Start of Provided information
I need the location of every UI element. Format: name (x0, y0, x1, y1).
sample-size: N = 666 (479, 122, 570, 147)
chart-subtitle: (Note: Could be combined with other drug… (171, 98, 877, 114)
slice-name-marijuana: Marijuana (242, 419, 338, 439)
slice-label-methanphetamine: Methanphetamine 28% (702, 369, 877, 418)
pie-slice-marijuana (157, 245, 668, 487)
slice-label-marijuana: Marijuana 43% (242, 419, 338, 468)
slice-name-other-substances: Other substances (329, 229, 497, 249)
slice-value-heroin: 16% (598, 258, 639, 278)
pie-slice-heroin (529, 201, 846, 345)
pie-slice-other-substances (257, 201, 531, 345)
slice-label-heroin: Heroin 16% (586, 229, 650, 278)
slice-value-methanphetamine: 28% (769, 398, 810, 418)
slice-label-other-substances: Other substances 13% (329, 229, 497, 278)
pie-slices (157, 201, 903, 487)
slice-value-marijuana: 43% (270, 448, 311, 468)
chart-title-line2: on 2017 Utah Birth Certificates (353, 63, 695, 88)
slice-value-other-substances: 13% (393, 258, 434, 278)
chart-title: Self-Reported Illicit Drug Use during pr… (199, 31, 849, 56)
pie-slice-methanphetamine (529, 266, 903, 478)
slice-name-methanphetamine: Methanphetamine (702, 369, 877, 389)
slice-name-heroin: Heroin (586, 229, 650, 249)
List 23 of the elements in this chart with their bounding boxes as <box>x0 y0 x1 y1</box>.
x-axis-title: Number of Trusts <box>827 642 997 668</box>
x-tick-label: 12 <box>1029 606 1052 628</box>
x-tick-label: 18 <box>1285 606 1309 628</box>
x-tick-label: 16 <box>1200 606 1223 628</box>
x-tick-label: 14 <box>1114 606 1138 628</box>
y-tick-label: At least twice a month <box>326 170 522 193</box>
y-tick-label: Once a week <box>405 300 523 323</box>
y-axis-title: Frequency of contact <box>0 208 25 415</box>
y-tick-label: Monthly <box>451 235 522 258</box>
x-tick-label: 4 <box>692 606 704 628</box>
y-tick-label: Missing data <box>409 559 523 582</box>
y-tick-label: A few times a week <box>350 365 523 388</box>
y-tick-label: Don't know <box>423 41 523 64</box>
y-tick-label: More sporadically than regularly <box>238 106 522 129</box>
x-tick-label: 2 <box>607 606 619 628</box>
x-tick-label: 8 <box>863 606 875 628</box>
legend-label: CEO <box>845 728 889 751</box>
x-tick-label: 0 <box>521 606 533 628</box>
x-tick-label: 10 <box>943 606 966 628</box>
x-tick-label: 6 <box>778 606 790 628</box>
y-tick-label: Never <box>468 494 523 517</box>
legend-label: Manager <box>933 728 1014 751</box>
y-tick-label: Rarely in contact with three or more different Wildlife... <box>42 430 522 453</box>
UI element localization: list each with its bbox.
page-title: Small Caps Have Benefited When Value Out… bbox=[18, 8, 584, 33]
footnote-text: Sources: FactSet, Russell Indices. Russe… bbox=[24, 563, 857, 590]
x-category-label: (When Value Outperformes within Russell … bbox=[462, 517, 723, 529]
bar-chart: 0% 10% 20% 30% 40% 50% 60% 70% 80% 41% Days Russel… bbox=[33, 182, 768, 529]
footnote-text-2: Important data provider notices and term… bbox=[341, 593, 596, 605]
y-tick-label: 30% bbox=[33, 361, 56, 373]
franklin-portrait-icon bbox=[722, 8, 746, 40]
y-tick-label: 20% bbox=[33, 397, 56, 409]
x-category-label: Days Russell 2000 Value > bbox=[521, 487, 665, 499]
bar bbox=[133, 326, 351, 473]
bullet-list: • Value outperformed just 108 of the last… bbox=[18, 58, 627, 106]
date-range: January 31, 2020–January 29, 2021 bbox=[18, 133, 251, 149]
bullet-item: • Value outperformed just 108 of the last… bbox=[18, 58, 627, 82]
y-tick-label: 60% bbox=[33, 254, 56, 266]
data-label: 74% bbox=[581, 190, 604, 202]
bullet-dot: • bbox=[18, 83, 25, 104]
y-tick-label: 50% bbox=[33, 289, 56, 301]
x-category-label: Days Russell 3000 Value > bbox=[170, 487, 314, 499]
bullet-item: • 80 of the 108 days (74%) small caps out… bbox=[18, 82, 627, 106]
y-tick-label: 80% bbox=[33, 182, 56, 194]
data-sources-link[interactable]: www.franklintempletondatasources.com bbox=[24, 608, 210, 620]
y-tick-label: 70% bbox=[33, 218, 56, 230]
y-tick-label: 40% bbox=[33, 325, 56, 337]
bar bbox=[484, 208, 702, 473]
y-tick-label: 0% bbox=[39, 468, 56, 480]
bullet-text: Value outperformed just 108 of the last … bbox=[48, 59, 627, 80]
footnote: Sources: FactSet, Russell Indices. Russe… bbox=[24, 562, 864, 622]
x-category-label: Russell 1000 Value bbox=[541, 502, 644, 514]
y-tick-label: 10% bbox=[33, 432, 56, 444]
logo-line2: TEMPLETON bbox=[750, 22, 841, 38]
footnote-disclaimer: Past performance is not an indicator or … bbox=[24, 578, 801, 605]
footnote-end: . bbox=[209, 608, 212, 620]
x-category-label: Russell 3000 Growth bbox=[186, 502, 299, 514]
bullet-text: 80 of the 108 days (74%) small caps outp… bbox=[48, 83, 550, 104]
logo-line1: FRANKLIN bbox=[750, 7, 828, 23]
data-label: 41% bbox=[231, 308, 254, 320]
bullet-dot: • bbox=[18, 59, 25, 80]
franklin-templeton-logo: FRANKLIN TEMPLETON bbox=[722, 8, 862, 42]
End of Provided information
Exercise: Identify each line in the records above that contains the string "marijuana" with matching letter case, and copy those lines.

Solution:
slice-name-marijuana: Marijuana (242, 419, 338, 439)
pie-slice-marijuana (157, 245, 668, 487)
slice-label-marijuana: Marijuana 43% (242, 419, 338, 468)
slice-value-marijuana: 43% (270, 448, 311, 468)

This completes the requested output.